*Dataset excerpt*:

################

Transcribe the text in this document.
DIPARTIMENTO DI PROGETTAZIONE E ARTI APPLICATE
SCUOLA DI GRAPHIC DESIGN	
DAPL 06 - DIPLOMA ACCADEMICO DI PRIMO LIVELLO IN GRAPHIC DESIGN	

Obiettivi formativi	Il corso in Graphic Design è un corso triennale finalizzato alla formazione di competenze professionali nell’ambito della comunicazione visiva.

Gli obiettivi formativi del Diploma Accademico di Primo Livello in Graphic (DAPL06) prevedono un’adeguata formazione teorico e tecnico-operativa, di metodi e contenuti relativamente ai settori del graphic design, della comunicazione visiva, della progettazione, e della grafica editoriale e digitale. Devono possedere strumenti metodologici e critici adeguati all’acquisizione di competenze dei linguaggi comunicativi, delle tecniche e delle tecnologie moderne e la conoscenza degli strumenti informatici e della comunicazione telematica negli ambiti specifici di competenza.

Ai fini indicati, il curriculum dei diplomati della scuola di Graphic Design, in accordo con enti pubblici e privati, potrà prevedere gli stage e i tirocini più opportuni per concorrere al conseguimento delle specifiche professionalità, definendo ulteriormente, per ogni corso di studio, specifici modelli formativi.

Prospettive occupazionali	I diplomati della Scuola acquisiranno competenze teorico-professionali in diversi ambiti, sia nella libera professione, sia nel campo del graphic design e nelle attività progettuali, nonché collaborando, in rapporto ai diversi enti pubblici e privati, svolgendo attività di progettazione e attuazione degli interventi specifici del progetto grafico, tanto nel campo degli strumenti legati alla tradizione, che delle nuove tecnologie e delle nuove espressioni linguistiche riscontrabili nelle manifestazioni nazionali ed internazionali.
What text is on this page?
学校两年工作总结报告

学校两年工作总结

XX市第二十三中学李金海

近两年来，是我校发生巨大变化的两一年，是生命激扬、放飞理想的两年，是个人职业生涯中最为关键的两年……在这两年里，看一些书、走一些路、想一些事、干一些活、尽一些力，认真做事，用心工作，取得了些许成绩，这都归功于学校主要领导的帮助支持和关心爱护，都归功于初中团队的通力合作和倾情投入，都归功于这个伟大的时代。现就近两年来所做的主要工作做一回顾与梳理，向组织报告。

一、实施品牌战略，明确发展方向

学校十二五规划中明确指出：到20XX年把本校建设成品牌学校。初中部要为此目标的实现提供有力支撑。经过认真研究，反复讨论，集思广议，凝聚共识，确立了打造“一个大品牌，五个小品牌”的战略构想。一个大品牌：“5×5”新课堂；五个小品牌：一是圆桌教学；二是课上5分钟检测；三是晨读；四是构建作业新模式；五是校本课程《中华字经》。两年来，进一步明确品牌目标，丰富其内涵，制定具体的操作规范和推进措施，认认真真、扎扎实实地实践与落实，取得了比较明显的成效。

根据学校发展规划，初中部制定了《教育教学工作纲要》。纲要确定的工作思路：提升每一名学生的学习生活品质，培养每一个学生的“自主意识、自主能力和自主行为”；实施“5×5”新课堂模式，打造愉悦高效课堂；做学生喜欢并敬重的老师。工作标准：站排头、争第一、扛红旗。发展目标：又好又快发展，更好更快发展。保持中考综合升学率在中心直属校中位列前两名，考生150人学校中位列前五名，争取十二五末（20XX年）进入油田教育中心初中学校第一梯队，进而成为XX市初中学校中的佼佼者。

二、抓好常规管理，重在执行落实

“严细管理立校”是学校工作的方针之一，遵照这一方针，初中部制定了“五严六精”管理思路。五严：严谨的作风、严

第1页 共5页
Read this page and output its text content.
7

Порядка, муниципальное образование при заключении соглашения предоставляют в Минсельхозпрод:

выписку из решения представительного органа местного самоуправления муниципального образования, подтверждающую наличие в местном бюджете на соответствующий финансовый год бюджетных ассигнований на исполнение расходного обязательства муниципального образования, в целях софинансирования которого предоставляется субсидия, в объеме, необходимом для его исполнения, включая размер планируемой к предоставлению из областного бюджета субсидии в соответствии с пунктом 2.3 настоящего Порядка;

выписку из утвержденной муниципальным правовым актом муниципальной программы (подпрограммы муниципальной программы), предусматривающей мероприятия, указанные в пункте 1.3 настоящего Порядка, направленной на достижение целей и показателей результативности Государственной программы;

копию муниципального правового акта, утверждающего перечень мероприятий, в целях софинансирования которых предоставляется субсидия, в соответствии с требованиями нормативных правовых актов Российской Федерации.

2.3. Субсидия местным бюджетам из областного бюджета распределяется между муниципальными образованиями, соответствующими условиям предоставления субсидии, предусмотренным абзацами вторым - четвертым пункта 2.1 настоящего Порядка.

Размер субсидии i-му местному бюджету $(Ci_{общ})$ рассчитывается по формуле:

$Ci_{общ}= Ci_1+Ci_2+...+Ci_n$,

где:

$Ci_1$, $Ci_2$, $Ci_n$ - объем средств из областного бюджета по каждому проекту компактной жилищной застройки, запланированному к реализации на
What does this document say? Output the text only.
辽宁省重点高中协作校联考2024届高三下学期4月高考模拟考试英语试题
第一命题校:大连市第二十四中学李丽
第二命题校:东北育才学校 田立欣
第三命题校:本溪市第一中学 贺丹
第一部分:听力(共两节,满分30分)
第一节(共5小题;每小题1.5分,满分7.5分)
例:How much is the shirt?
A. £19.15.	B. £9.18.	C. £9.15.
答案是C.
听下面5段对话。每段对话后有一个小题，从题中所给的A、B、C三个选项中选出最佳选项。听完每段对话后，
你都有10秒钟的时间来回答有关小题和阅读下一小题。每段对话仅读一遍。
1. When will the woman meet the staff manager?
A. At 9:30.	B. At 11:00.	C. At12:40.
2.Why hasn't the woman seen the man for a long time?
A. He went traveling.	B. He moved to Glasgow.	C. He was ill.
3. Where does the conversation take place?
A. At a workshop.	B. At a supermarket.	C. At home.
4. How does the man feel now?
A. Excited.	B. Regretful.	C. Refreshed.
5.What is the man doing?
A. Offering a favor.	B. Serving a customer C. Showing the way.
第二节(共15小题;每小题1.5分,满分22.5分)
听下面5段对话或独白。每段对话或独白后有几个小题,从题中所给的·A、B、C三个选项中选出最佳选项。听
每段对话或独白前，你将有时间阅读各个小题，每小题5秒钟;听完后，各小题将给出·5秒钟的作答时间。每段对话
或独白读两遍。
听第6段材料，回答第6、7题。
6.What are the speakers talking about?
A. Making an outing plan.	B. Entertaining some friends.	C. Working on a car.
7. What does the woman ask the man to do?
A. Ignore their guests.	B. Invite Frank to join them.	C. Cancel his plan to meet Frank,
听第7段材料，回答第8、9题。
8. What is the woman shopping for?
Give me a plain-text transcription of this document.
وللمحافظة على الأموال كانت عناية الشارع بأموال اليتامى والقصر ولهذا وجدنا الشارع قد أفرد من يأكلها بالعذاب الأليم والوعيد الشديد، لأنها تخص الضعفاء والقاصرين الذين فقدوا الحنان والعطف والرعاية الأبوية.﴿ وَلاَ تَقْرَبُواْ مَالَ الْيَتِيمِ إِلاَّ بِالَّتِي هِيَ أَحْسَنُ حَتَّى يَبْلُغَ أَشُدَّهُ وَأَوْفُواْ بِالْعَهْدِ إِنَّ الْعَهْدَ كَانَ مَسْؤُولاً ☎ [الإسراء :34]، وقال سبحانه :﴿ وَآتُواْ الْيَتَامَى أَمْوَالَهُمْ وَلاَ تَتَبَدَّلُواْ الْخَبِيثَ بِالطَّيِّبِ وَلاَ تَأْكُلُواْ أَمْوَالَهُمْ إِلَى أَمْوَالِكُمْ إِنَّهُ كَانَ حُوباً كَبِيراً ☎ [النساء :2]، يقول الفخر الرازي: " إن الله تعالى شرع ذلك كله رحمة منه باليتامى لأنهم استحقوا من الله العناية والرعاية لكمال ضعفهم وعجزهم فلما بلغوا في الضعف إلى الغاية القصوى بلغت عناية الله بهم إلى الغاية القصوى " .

################

*Work to do*:
The required answer is a single number: the count of lines in the entries that hold the string "text".

*Response*:
5